=== Brief ===
Set down every entry word for word. Omit the pictures.
....................
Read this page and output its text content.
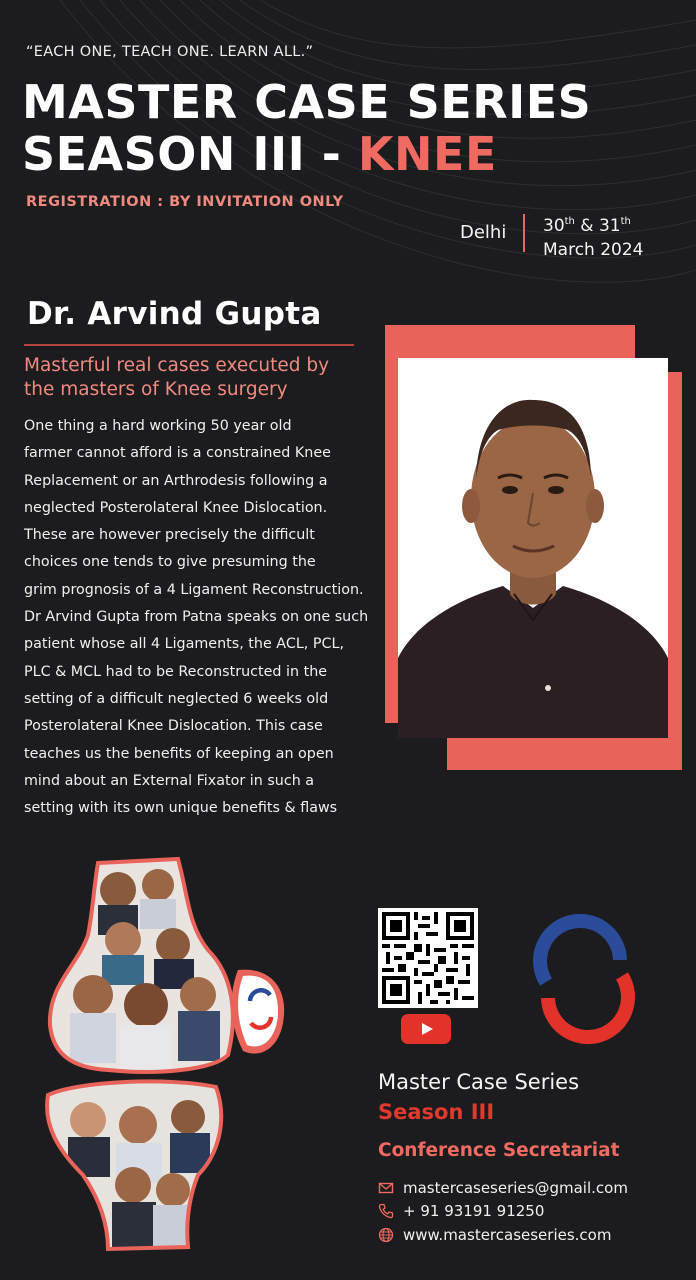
“EACH ONE, TEACH ONE. LEARN ALL.”
MASTER CASE SERIES
SEASON III - KNEE
REGISTRATION : BY INVITATION ONLY
Delhi 30th & 31th
March 2024
Dr. Arvind Gupta
Masterful real cases executed by
the masters of Knee surgery
One thing a hard working 50 year old
farmer cannot afford is a constrained Knee
Replacement or an Arthrodesis following a
neglected Posterolateral Knee Dislocation.
These are however precisely the difficult
choices one tends to give presuming the
grim prognosis of a 4 Ligament Reconstruction.
Dr Arvind Gupta from Patna speaks on one such
patient whose all 4 Ligaments, the ACL, PCL,
PLC & MCL had to be Reconstructed in the
setting of a difficult neglected 6 weeks old
Posterolateral Knee Dislocation. This case
teaches us the benefits of keeping an open
mind about an External Fixator in such a
setting with its own unique benefits & flaws
Master Case Series
Season III
Conference Secretariat
mastercaseseries@gmail.com
+ 91 93191 91250
www.mastercaseseries.com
....................
=== Problem solution ===
Read this page and output its text content.
“EACH ONE, TEACH ONE. LEARN ALL.”
MASTER CASE SERIES
SEASON III - KNEE
REGISTRATION : BY INVITATION ONLY
Delhi 30th & 31th
March 2024
Dr. Arvind Gupta
Masterful real cases executed by
the masters of Knee surgery
One thing a hard working 50 year old
farmer cannot afford is a constrained Knee
Replacement or an Arthrodesis following a
neglected Posterolateral Knee Dislocation.
These are however precisely the difficult
choices one tends to give presuming the
grim prognosis of a 4 Ligament Reconstruction.
Dr Arvind Gupta from Patna speaks on one such
patient whose all 4 Ligaments, the ACL, PCL,
PLC & MCL had to be Reconstructed in the
setting of a difficult neglected 6 weeks old
Posterolateral Knee Dislocation. This case
teaches us the benefits of keeping an open
mind about an External Fixator in such a
setting with its own unique benefits & flaws
Master Case Series
Season III
Conference Secretariat
mastercaseseries@gmail.com
+ 91 93191 91250
www.mastercaseseries.com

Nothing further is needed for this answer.